• Given request
Please copy every one of the records below line for line, leaving each character unchanged.

START Supplied entries

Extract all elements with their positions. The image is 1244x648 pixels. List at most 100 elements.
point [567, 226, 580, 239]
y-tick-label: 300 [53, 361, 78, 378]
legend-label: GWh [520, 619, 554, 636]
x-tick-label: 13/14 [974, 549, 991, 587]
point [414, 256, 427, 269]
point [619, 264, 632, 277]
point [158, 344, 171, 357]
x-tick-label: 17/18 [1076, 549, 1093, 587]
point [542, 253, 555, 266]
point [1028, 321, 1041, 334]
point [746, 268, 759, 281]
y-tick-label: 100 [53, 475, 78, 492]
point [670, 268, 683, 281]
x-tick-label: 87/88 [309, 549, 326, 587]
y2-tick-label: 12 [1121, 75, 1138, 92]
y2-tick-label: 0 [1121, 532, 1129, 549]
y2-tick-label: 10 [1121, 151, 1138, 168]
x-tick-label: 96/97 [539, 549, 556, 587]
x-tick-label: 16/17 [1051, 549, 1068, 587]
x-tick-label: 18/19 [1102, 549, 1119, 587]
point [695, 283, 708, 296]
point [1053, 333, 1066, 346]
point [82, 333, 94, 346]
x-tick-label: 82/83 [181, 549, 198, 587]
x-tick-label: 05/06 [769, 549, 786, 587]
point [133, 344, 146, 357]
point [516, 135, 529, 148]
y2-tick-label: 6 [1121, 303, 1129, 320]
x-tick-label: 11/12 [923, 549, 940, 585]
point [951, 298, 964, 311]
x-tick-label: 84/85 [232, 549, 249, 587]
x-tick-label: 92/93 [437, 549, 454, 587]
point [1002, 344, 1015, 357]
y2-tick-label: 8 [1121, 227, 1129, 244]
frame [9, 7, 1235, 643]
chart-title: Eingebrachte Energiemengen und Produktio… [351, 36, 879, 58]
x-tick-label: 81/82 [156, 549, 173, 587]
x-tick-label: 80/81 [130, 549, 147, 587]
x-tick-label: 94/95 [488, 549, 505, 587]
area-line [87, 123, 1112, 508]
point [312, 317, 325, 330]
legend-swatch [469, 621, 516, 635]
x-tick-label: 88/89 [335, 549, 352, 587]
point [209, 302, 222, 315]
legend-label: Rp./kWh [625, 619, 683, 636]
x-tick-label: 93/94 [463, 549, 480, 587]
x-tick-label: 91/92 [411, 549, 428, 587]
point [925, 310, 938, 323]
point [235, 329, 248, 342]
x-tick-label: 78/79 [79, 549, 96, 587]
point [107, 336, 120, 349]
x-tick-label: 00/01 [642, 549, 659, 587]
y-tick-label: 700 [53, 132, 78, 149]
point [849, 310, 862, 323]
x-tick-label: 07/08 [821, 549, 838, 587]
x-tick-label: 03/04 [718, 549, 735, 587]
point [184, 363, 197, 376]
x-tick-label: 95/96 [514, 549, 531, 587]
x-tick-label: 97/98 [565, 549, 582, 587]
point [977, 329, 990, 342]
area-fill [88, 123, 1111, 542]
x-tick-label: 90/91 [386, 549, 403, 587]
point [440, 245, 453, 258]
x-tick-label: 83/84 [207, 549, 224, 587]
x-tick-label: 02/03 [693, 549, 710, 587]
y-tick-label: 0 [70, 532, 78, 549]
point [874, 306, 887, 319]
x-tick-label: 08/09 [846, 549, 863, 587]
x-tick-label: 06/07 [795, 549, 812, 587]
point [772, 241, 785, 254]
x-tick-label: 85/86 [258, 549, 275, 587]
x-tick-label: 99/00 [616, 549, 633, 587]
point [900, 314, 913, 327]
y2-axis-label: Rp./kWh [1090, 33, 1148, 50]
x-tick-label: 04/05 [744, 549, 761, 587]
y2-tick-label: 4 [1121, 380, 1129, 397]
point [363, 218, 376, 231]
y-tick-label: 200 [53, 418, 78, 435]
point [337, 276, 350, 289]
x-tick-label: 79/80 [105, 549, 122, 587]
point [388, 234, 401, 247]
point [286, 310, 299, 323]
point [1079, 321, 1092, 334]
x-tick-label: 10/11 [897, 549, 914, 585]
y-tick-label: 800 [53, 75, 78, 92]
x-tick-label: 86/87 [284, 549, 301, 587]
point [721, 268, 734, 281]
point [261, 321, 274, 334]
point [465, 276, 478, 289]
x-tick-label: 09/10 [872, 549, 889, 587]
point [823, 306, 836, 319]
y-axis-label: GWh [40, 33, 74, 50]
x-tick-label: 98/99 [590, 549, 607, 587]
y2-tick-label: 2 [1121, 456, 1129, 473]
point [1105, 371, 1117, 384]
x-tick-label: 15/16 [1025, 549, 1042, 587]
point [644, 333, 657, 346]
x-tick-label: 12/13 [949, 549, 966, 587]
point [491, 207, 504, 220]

END Supplied entries

• Output below
Extract all elements with their positions. The image is 1244x648 pixels. List at most 100 elements.
point [567, 226, 580, 239]
y-tick-label: 300 [53, 361, 78, 378]
legend-label: GWh [520, 619, 554, 636]
x-tick-label: 13/14 [974, 549, 991, 587]
point [414, 256, 427, 269]
point [619, 264, 632, 277]
point [158, 344, 171, 357]
x-tick-label: 17/18 [1076, 549, 1093, 587]
point [542, 253, 555, 266]
point [1028, 321, 1041, 334]
point [746, 268, 759, 281]
y-tick-label: 100 [53, 475, 78, 492]
point [670, 268, 683, 281]
x-tick-label: 87/88 [309, 549, 326, 587]
y2-tick-label: 12 [1121, 75, 1138, 92]
y2-tick-label: 0 [1121, 532, 1129, 549]
y2-tick-label: 10 [1121, 151, 1138, 168]
x-tick-label: 96/97 [539, 549, 556, 587]
x-tick-label: 16/17 [1051, 549, 1068, 587]
x-tick-label: 18/19 [1102, 549, 1119, 587]
point [695, 283, 708, 296]
point [1053, 333, 1066, 346]
point [82, 333, 94, 346]
x-tick-label: 82/83 [181, 549, 198, 587]
x-tick-label: 05/06 [769, 549, 786, 587]
point [133, 344, 146, 357]
point [516, 135, 529, 148]
y2-tick-label: 6 [1121, 303, 1129, 320]
x-tick-label: 11/12 [923, 549, 940, 585]
point [951, 298, 964, 311]
x-tick-label: 84/85 [232, 549, 249, 587]
x-tick-label: 92/93 [437, 549, 454, 587]
point [1002, 344, 1015, 357]
y2-tick-label: 8 [1121, 227, 1129, 244]
frame [9, 7, 1235, 643]
chart-title: Eingebrachte Energiemengen und Produktio… [351, 36, 879, 58]
x-tick-label: 81/82 [156, 549, 173, 587]
x-tick-label: 80/81 [130, 549, 147, 587]
x-tick-label: 94/95 [488, 549, 505, 587]
area-line [87, 123, 1112, 508]
point [312, 317, 325, 330]
legend-swatch [469, 621, 516, 635]
x-tick-label: 88/89 [335, 549, 352, 587]
point [209, 302, 222, 315]
legend-label: Rp./kWh [625, 619, 683, 636]
x-tick-label: 93/94 [463, 549, 480, 587]
x-tick-label: 91/92 [411, 549, 428, 587]
point [925, 310, 938, 323]
point [235, 329, 248, 342]
x-tick-label: 78/79 [79, 549, 96, 587]
point [107, 336, 120, 349]
x-tick-label: 00/01 [642, 549, 659, 587]
y-tick-label: 700 [53, 132, 78, 149]
point [849, 310, 862, 323]
x-tick-label: 07/08 [821, 549, 838, 587]
x-tick-label: 03/04 [718, 549, 735, 587]
point [184, 363, 197, 376]
x-tick-label: 95/96 [514, 549, 531, 587]
x-tick-label: 97/98 [565, 549, 582, 587]
point [977, 329, 990, 342]
area-fill [88, 123, 1111, 542]
x-tick-label: 90/91 [386, 549, 403, 587]
point [440, 245, 453, 258]
x-tick-label: 83/84 [207, 549, 224, 587]
x-tick-label: 02/03 [693, 549, 710, 587]
y-tick-label: 0 [70, 532, 78, 549]
point [874, 306, 887, 319]
x-tick-label: 08/09 [846, 549, 863, 587]
x-tick-label: 06/07 [795, 549, 812, 587]
point [772, 241, 785, 254]
x-tick-label: 85/86 [258, 549, 275, 587]
x-tick-label: 99/00 [616, 549, 633, 587]
point [900, 314, 913, 327]
y2-axis-label: Rp./kWh [1090, 33, 1148, 50]
x-tick-label: 04/05 [744, 549, 761, 587]
y2-tick-label: 4 [1121, 380, 1129, 397]
point [363, 218, 376, 231]
y-tick-label: 200 [53, 418, 78, 435]
point [337, 276, 350, 289]
x-tick-label: 79/80 [105, 549, 122, 587]
point [388, 234, 401, 247]
point [286, 310, 299, 323]
point [1079, 321, 1092, 334]
x-tick-label: 10/11 [897, 549, 914, 585]
y-tick-label: 800 [53, 75, 78, 92]
x-tick-label: 86/87 [284, 549, 301, 587]
point [721, 268, 734, 281]
point [261, 321, 274, 334]
point [465, 276, 478, 289]
x-tick-label: 09/10 [872, 549, 889, 587]
point [823, 306, 836, 319]
y-axis-label: GWh [40, 33, 74, 50]
x-tick-label: 98/99 [590, 549, 607, 587]
y2-tick-label: 2 [1121, 456, 1129, 473]
point [1105, 371, 1117, 384]
x-tick-label: 15/16 [1025, 549, 1042, 587]
point [644, 333, 657, 346]
x-tick-label: 12/13 [949, 549, 966, 587]
point [491, 207, 504, 220]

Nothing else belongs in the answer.